GIVEN INSTRUCTION 1 → In the essay on growing up in Haugesund, how old was the writer when the older man approached in Haraldsvang park?
GIVEN INSTRUCTION 2 → The essay on growing up in Haugesund says the encounter in Haraldsvang was probably on a Sunday. Explain why the writer thinks so.
GIVEN INSTRUCTION 3 → Take the essay on growing up in Haugesund further, picking up after its final sentence.

PAGE EXTRACT →
__________
Society’s predators

Haugesund in the 70’s wasn’t a bad place to grow up, but it might be wise to be more alert today.

There wasn’t much parents had to worry about when I grew up in a small Norwegian town in the 1970’s. I lived in a low rise just outside a large park and most of the children were runing wild in the forest and hills all day. Personally I barely had time to come home for dinner. There were too many football matches that needed to be played, trouts and tadpoles that needed to be caught, trees that needed to be climbed, cowboys and indians that needed a war etc.

I got a warning some years later telling me that maybe the world wasn’t that safe after all. I spent a lot of time alone, and one time I was riding my bicycle through another popular park in my hometown (Haraldsvang), an older man tried to stop me. This was probably on a Sunday because I remember there were a lot of people walking in the park that day. The man asked me if I wanted to come with him into the forest to have a chat. I was about 14 years old then. I hardly think he wanted to isolate a lonely child so that he could have an interesting conversation. I believe that tells you what kind of intentions he had.
__________
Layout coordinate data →

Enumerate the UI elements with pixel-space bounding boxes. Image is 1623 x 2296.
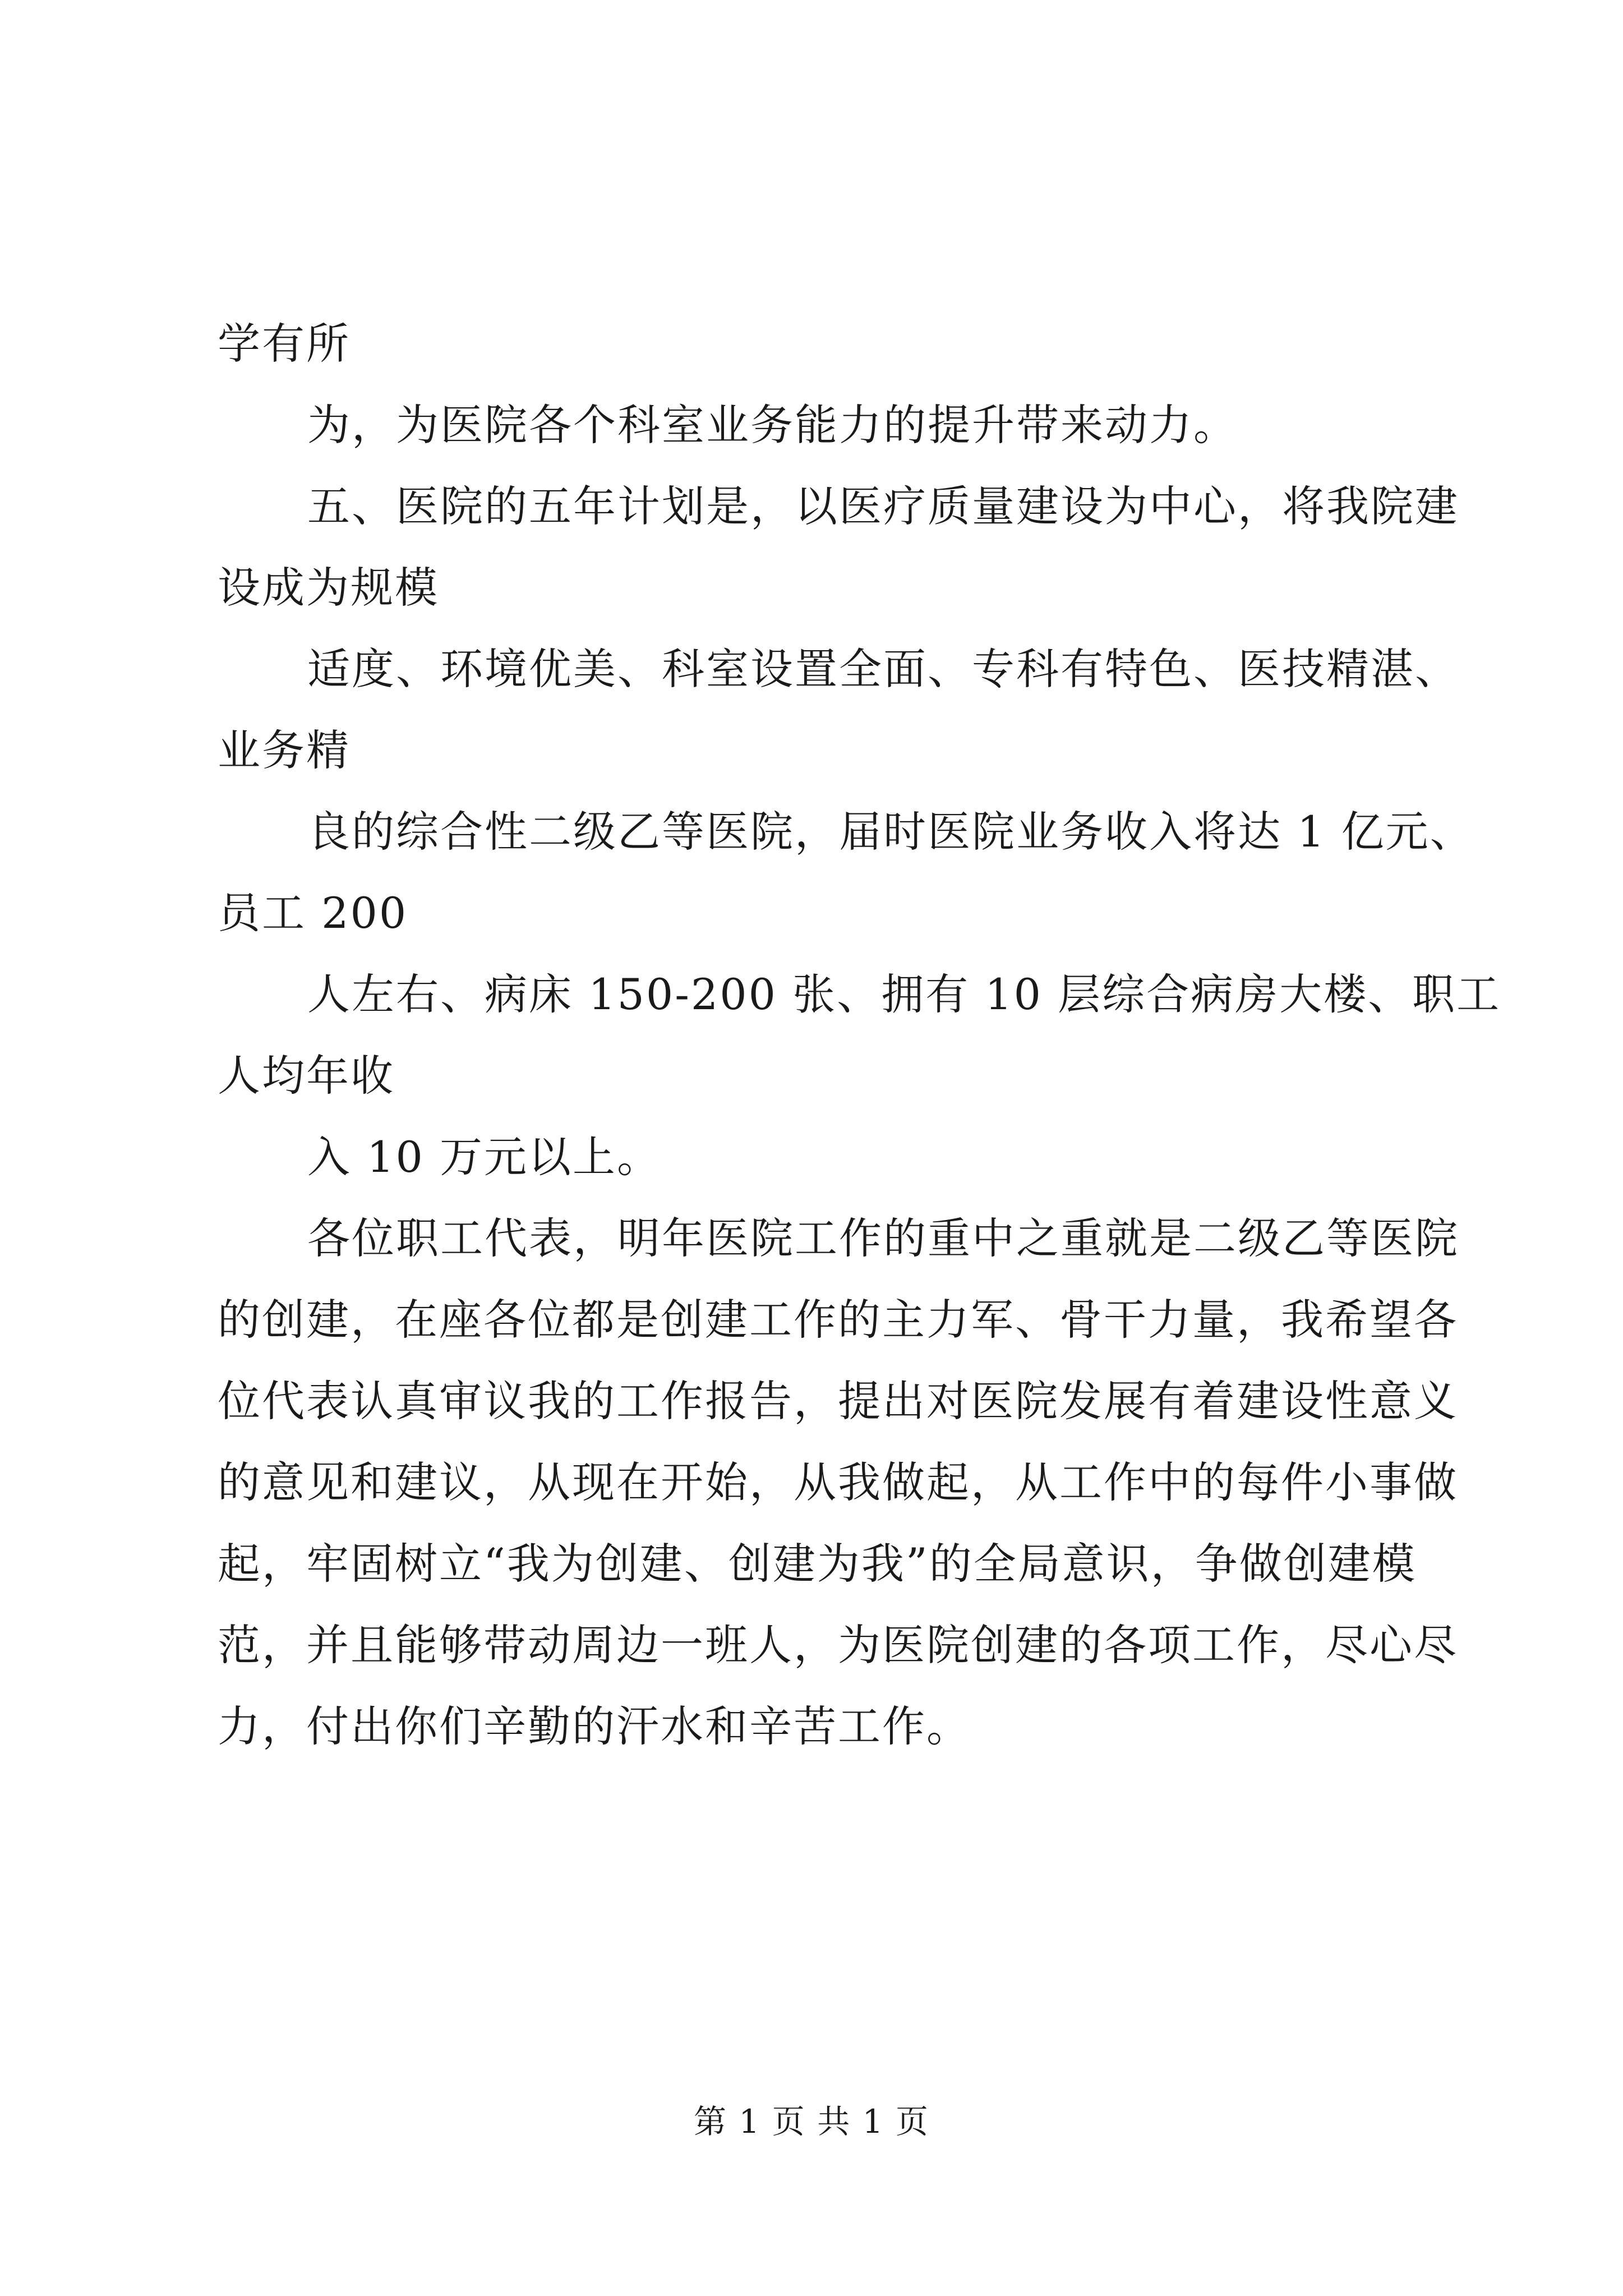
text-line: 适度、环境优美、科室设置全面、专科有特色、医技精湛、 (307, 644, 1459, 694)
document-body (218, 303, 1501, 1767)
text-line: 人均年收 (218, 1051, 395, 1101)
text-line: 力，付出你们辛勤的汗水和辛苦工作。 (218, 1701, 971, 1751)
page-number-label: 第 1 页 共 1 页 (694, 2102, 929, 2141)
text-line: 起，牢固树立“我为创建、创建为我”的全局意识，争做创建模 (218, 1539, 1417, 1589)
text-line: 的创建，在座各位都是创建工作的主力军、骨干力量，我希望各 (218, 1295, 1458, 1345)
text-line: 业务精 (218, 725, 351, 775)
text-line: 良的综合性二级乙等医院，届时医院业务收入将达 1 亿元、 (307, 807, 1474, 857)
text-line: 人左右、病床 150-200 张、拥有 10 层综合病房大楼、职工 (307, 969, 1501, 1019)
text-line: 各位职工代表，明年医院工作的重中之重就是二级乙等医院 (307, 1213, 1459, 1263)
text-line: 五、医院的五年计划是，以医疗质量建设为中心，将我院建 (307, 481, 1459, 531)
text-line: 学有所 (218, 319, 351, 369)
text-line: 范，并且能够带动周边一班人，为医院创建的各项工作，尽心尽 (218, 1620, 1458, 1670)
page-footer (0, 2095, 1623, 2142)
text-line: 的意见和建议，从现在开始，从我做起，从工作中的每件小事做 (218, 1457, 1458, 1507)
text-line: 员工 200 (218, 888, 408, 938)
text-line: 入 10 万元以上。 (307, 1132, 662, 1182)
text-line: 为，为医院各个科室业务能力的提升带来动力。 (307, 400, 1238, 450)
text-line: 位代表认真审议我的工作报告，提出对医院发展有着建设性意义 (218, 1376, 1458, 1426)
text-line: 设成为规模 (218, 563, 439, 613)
__________
TASK OUTPUT 1 → About 14 years old.

TASK OUTPUT 2 → The writer remembers that a lot of people were walking in the park that day, which suggests it was probably a Sunday.

TASK OUTPUT 3 →
I am glad I had the sense to keep moving. I was probably sceptical to the fact that this chat had to take place in the forest, away from people. He couldn’t do anything in public as long as I refused to come willingly. I don’t know if the world has ever been safe enough for you to let your children run anywhere alone. It might have been in small town Norway 30 years ago, but not today. There have always been pedophiles or sexual predators. Much like predators in nature they single out a weak prey which they isolate and trap.

Many children walk alone to their after school activities. I have a 10 year old myself that understandably wants to do what her friends do. She is disappointed when I won’t let her go alone to the grocery store about a mile from our house, to the scout meeting or some other activity. I had started thinking that maybe I had been too strict and that I should start letting her do more on her own. I witnessed something last week that had me seriously concerned, however.

I walked with my daughter to one of her activities, and I let her play on a fenced playground outside a church as we were early. There were several other children there, some of them toghether with parents and some alone. A man walking a poodle, the smallest one I’ve ever seen (about the size of a kitten), came inside this fenced area and sat down. It didn’t appear that he had any business there. He clearly didnt know anyone and looked like he didn’t belong there. The other children started leaving as the meeting was about to start.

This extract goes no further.